(GIVEN INSTRUCTION)
Skip any picture you find and retype all the remaining lines exactly.

(TASK INPUTS)
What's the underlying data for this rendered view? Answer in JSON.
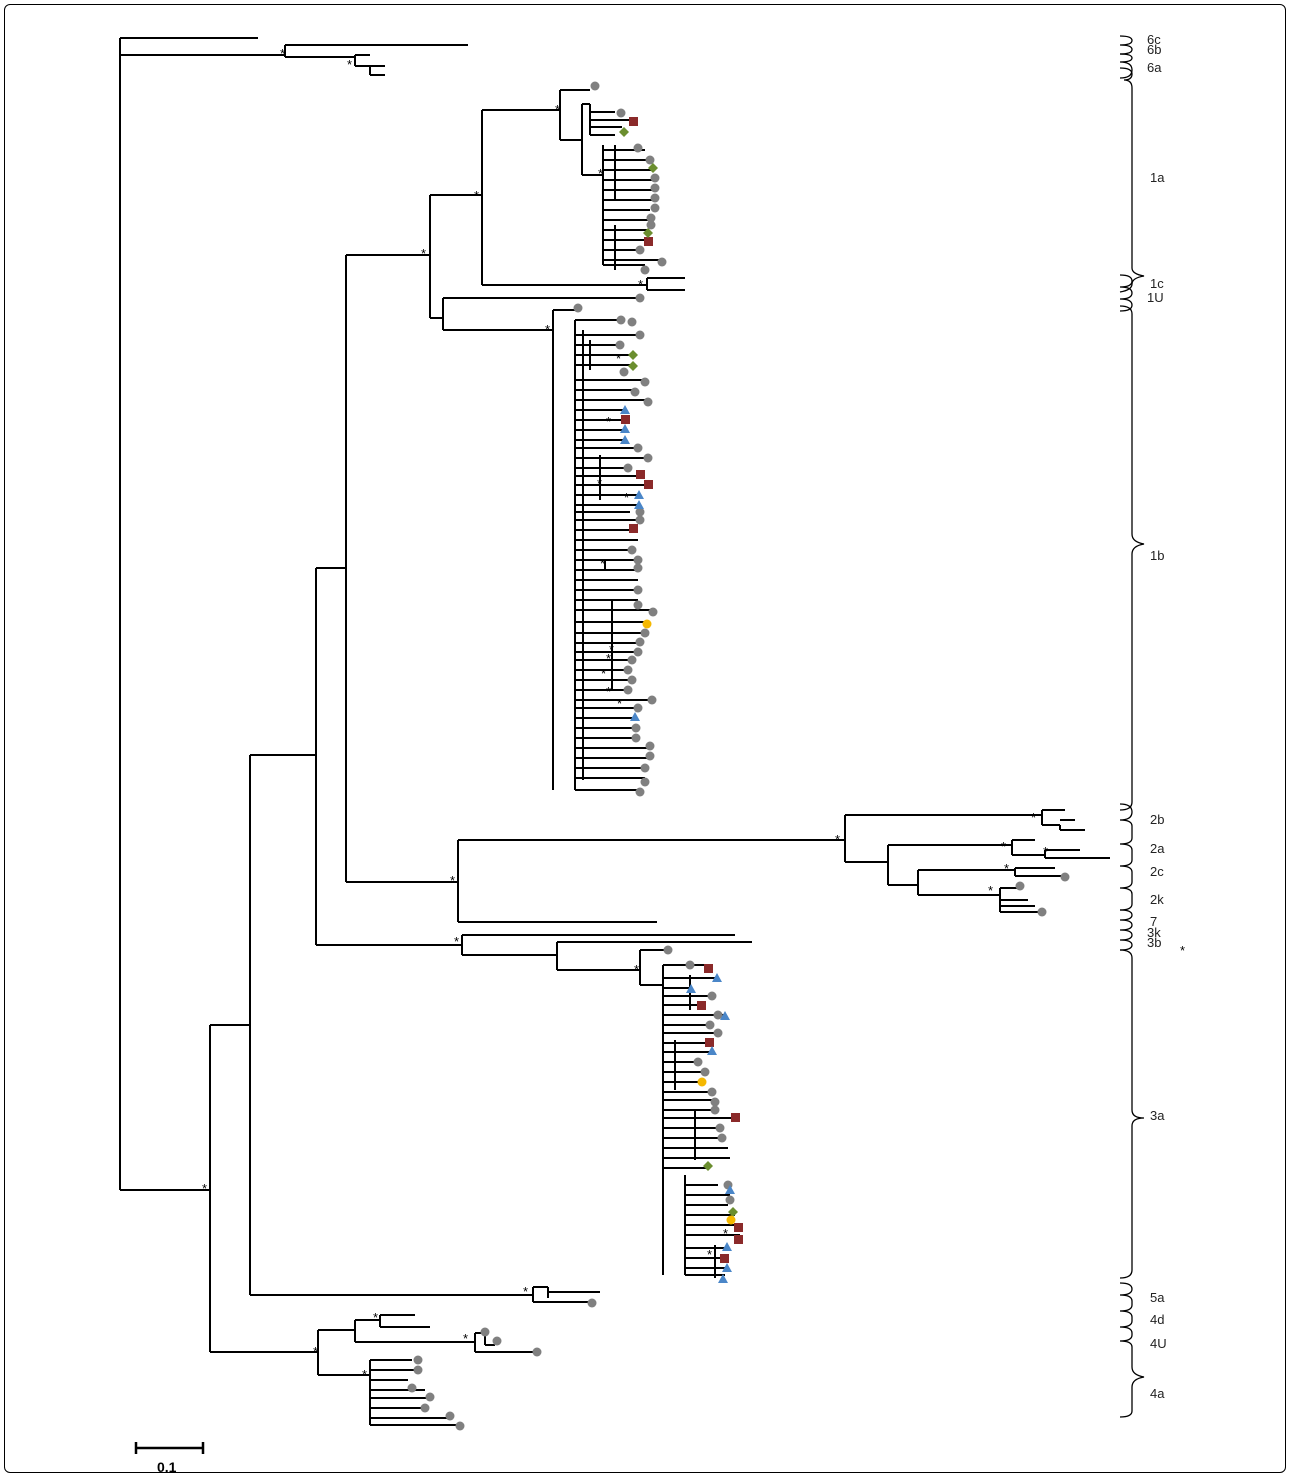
{
  "genotype_labels": [
    "6c",
    "6b",
    "6a",
    "1a",
    "1c",
    "1U",
    "1b",
    "2b",
    "2a",
    "2c",
    "2k",
    "7",
    "3k",
    "3b",
    "3a",
    "5a",
    "4d",
    "4U",
    "4a"
  ],
  "scale_bar": {
    "label": "0.1"
  },
  "support_marker": "*",
  "colors": {
    "branch": "#000000",
    "circle": "#808080",
    "square": "#8b2a2a",
    "diamond": "#6b8e2f",
    "triangle": "#4a86c8",
    "yellow": "#f5b800"
  }
}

(FULL RESPONSE)
What's the underlying data for this rendered view? Answer in JSON.
{
  "genotype_labels": [
    "6c",
    "6b",
    "6a",
    "1a",
    "1c",
    "1U",
    "1b",
    "2b",
    "2a",
    "2c",
    "2k",
    "7",
    "3k",
    "3b",
    "3a",
    "5a",
    "4d",
    "4U",
    "4a"
  ],
  "scale_bar": {
    "label": "0.1"
  },
  "support_marker": "*",
  "colors": {
    "branch": "#000000",
    "circle": "#808080",
    "square": "#8b2a2a",
    "diamond": "#6b8e2f",
    "triangle": "#4a86c8",
    "yellow": "#f5b800"
  }
}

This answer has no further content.